▶ _Data shown_

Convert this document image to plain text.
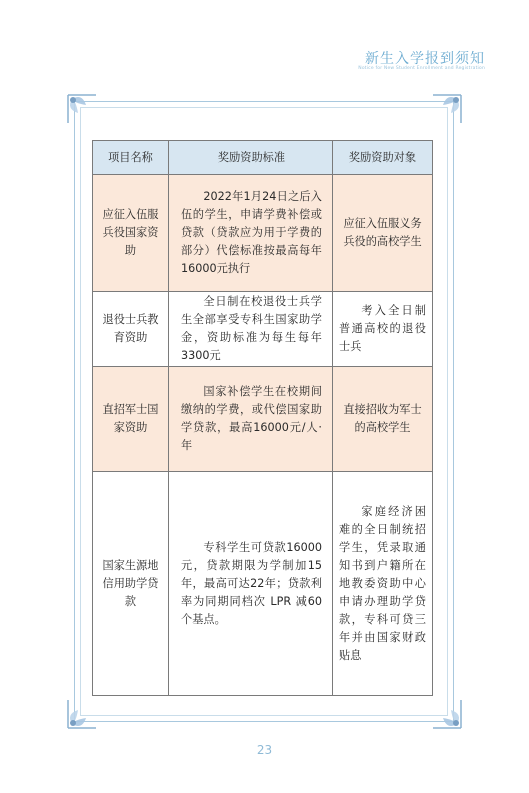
新生入学报到须知
Notice for New Student Enrollment and Registration
项目名称	奖励资助标准	奖励资助对象
应征入伍服兵役国家资助	2022年1月24日之后入伍的学生，申请学费补偿或贷款（贷款应为用于学费的部分）代偿标准按最高每年16000元执行	应征入伍服义务兵役的高校学生
退役士兵教育资助	全日制在校退役士兵学生全部享受专科生国家助学金，资助标准为每生每年3300元	考入全日制普通高校的退役士兵
直招军士国家资助	国家补偿学生在校期间缴纳的学费，或代偿国家助学贷款，最高16000元/人·年	直接招收为军士的高校学生
国家生源地信用助学贷款	专科学生可贷款16000元，贷款期限为学制加15年，最高可达22年；贷款利率为同期同档次 LPR 减60个基点。	家庭经济困难的全日制统招学生，凭录取通知书到户籍所在地教委资助中心申请办理助学贷款，专科可贷三年并由国家财政贴息
23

▶ _Problem details_
Go through the entries above and print each one exactly, minus the pictures.

▶ _Complete answer_
Convert this document image to plain text.
新生入学报到须知
Notice for New Student Enrollment and Registration
项目名称	奖励资助标准	奖励资助对象
应征入伍服兵役国家资助	2022年1月24日之后入伍的学生，申请学费补偿或贷款（贷款应为用于学费的部分）代偿标准按最高每年16000元执行	应征入伍服义务兵役的高校学生
退役士兵教育资助	全日制在校退役士兵学生全部享受专科生国家助学金，资助标准为每生每年3300元	考入全日制普通高校的退役士兵
直招军士国家资助	国家补偿学生在校期间缴纳的学费，或代偿国家助学贷款，最高16000元/人·年	直接招收为军士的高校学生
国家生源地信用助学贷款	专科学生可贷款16000元，贷款期限为学制加15年，最高可达22年；贷款利率为同期同档次 LPR 减60个基点。	家庭经济困难的全日制统招学生，凭录取通知书到户籍所在地教委资助中心申请办理助学贷款，专科可贷三年并由国家财政贴息
23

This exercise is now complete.